Annotated region listings:
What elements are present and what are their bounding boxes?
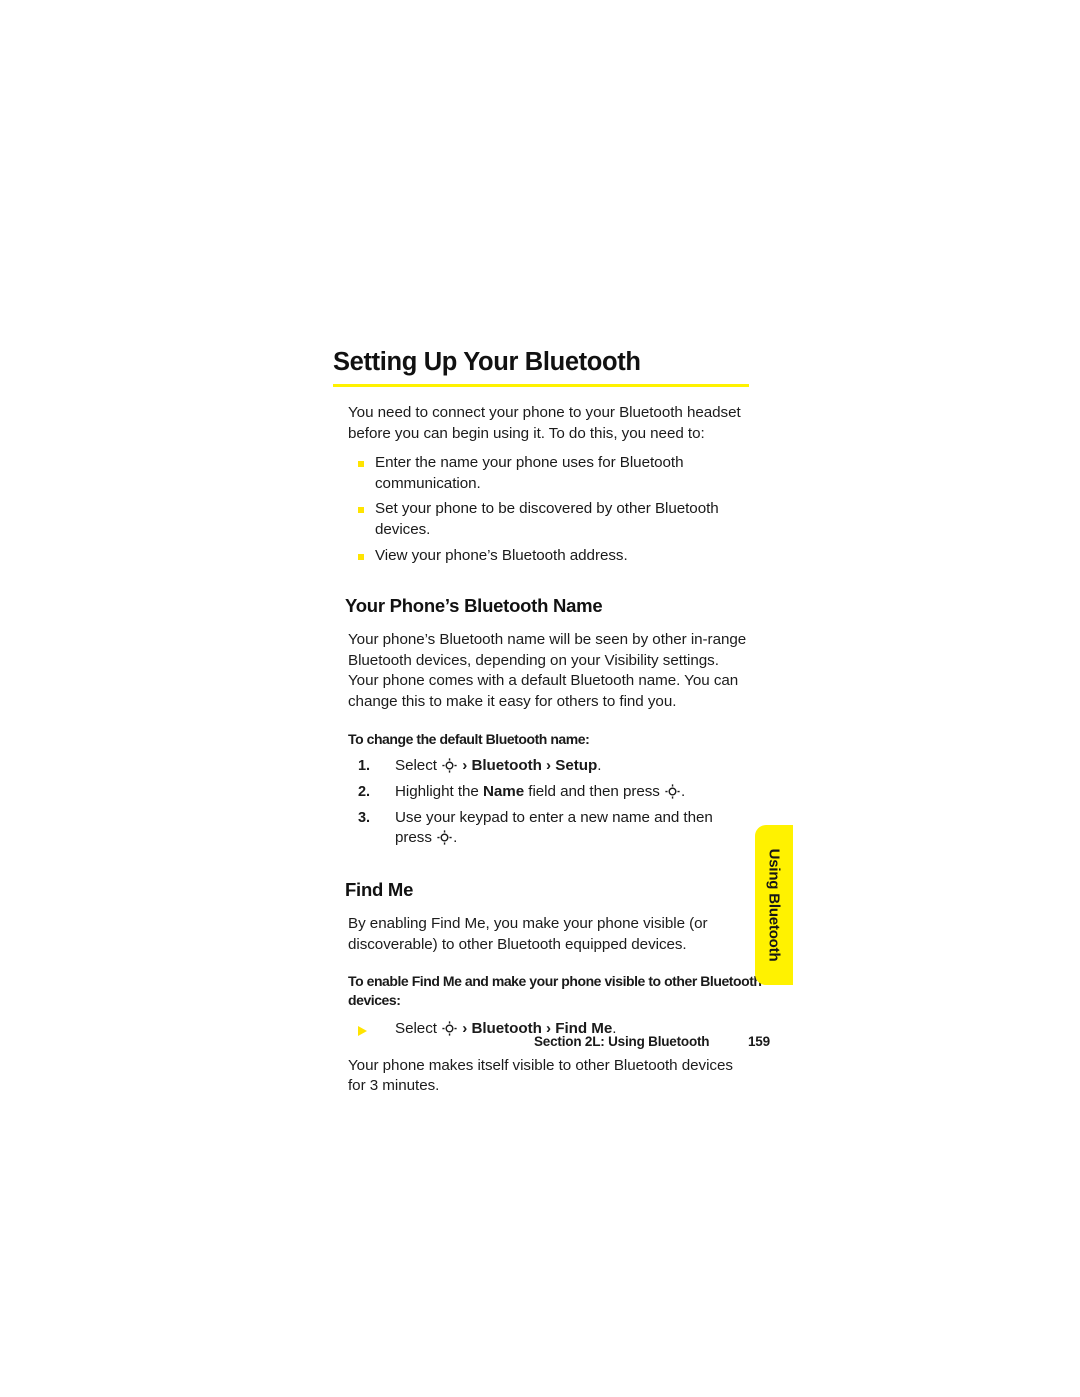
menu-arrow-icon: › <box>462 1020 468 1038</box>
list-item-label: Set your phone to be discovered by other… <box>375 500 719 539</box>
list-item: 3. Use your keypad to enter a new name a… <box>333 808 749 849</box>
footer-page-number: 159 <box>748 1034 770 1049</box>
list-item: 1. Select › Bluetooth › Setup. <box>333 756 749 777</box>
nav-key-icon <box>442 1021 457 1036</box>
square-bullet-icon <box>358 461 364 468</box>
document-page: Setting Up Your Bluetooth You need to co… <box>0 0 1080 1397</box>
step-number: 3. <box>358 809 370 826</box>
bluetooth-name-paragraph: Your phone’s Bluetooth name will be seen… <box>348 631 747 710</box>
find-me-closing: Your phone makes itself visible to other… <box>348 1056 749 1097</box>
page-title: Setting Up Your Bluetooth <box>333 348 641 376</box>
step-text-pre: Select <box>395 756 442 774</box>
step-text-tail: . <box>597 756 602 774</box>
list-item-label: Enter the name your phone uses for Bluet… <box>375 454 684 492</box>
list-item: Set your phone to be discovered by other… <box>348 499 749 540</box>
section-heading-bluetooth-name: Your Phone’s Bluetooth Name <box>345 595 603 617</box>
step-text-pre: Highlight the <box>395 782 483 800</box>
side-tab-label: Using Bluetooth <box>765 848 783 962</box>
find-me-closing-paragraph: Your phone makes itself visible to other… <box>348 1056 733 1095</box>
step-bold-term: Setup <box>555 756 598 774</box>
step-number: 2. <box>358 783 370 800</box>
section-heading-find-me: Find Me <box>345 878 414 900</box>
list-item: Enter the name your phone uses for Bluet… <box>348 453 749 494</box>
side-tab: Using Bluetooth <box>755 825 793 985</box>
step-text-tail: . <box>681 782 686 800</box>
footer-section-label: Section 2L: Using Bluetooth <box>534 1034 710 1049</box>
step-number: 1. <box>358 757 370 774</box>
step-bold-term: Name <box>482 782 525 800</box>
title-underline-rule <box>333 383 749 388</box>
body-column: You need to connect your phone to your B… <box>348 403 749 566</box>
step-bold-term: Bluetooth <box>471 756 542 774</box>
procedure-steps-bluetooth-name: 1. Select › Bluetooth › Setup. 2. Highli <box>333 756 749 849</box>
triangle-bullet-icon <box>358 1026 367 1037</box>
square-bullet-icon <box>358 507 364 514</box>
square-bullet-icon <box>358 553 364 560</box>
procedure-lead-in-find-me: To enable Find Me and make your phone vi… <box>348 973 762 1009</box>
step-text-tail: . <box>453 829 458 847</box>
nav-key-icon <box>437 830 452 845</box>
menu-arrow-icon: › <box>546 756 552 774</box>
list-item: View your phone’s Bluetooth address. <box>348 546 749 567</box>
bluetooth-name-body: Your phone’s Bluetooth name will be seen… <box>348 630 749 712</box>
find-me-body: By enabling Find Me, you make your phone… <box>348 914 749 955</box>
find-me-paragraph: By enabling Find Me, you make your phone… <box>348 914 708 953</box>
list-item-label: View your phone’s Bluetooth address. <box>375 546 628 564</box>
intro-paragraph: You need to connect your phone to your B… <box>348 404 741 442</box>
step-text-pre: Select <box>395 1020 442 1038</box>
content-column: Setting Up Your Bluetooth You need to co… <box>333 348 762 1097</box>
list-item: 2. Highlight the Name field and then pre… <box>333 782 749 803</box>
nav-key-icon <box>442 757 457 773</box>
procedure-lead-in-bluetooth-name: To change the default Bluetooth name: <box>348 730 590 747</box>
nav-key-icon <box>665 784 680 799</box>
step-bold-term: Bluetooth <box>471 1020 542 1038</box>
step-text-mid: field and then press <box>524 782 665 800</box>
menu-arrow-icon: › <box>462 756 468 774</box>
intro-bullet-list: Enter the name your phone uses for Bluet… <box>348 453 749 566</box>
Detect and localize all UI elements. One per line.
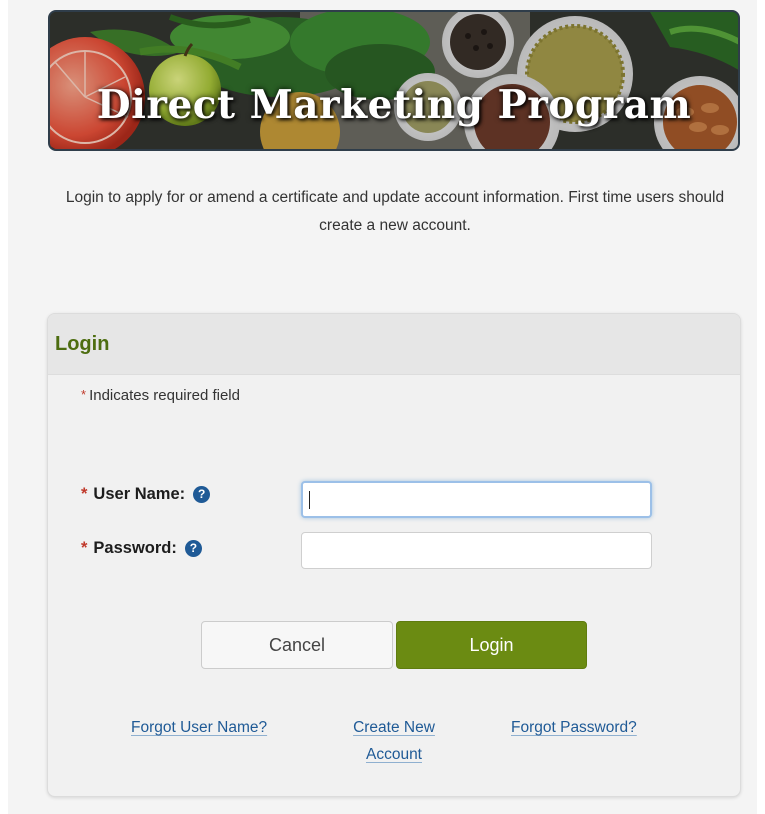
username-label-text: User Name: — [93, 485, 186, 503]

**Task**
Swap "step-number" for "step-index" in everything from the line containing "menu-arrow-icon: › <box>462 1020" down to the line containing "title-underline-rule <box>333 383", changing nothing else. Return only those lines.

**Answer for the task**
menu-arrow-icon: › <box>462 1020 468 1038</box>
list-item-label: Set your phone to be discovered by other… <box>375 500 719 539</box>
list-item: 3. Use your keypad to enter a new name a… <box>333 808 749 849</box>
footer-page-number: 159 <box>748 1034 770 1049</box>
list-item: 1. Select › Bluetooth › Setup. <box>333 756 749 777</box>
nav-key-icon <box>442 1021 457 1036</box>
square-bullet-icon <box>358 461 364 468</box>
document-page: Setting Up Your Bluetooth You need to co… <box>0 0 1080 1397</box>
step-index: 3. <box>358 809 370 826</box>
bluetooth-name-paragraph: Your phone’s Bluetooth name will be seen… <box>348 631 747 710</box>
find-me-closing: Your phone makes itself visible to other… <box>348 1056 749 1097</box>
page-title: Setting Up Your Bluetooth <box>333 348 641 376</box>
step-text-pre: Select <box>395 756 442 774</box>
step-text-tail: . <box>597 756 602 774</box>
list-item-label: Enter the name your phone uses for Bluet… <box>375 454 684 492</box>
list-item: Set your phone to be discovered by other… <box>348 499 749 540</box>
section-heading-bluetooth-name: Your Phone’s Bluetooth Name <box>345 595 603 617</box>
step-text-pre: Highlight the <box>395 782 483 800</box>
side-tab-label: Using Bluetooth <box>765 848 783 962</box>
find-me-closing-paragraph: Your phone makes itself visible to other… <box>348 1056 733 1095</box>
step-bold-term: Setup <box>555 756 598 774</box>
step-index: 2. <box>358 783 370 800</box>
section-heading-find-me: Find Me <box>345 878 414 900</box>
list-item: Enter the name your phone uses for Bluet… <box>348 453 749 494</box>
side-tab: Using Bluetooth <box>755 825 793 985</box>
step-text-tail: . <box>681 782 686 800</box>
footer-section-label: Section 2L: Using Bluetooth <box>534 1034 710 1049</box>
step-index: 1. <box>358 757 370 774</box>
step-bold-term: Name <box>482 782 525 800</box>
title-underline-rule <box>333 383 749 388</box>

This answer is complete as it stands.